## Raw records

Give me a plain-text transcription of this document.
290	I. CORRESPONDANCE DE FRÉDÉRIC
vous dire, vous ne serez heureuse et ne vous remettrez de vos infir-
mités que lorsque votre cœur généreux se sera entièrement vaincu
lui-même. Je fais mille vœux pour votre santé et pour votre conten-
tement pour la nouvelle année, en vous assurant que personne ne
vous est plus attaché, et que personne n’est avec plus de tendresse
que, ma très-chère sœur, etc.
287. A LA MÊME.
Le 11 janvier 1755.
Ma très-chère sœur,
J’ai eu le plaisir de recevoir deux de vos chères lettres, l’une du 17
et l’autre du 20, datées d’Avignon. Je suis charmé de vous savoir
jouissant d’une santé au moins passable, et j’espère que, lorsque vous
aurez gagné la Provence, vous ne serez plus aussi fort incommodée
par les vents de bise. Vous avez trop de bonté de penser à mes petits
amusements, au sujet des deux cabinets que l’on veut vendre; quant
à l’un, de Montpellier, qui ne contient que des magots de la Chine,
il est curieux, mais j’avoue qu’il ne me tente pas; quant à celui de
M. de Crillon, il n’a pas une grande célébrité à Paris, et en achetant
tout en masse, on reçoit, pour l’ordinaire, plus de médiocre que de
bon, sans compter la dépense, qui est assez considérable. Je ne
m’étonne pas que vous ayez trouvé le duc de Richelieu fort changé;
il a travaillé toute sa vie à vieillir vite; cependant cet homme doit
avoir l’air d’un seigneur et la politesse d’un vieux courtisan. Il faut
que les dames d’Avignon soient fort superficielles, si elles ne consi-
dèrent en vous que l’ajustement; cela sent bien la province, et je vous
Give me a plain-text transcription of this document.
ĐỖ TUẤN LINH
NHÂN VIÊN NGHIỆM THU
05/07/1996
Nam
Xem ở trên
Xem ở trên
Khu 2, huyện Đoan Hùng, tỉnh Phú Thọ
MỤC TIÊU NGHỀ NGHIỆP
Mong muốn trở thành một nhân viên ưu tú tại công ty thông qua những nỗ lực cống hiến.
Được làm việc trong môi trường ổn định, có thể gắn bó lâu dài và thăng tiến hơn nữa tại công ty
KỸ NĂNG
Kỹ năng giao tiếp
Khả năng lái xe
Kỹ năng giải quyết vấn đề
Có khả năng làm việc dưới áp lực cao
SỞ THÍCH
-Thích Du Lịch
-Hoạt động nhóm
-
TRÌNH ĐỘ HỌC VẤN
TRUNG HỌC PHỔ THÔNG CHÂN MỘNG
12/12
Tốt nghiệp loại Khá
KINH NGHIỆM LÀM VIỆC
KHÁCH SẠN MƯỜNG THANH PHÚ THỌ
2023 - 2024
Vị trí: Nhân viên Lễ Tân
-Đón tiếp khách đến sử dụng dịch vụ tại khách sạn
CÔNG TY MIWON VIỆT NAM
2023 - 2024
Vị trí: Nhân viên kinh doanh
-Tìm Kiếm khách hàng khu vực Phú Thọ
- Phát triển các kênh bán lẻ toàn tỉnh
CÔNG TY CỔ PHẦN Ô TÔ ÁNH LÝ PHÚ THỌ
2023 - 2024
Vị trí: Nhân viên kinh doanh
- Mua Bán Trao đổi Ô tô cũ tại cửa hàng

## What you have to do
Tally up the lines in the preceding listing that contain the string "tỉnh". Respond with the number and nothing else.

## The solution
2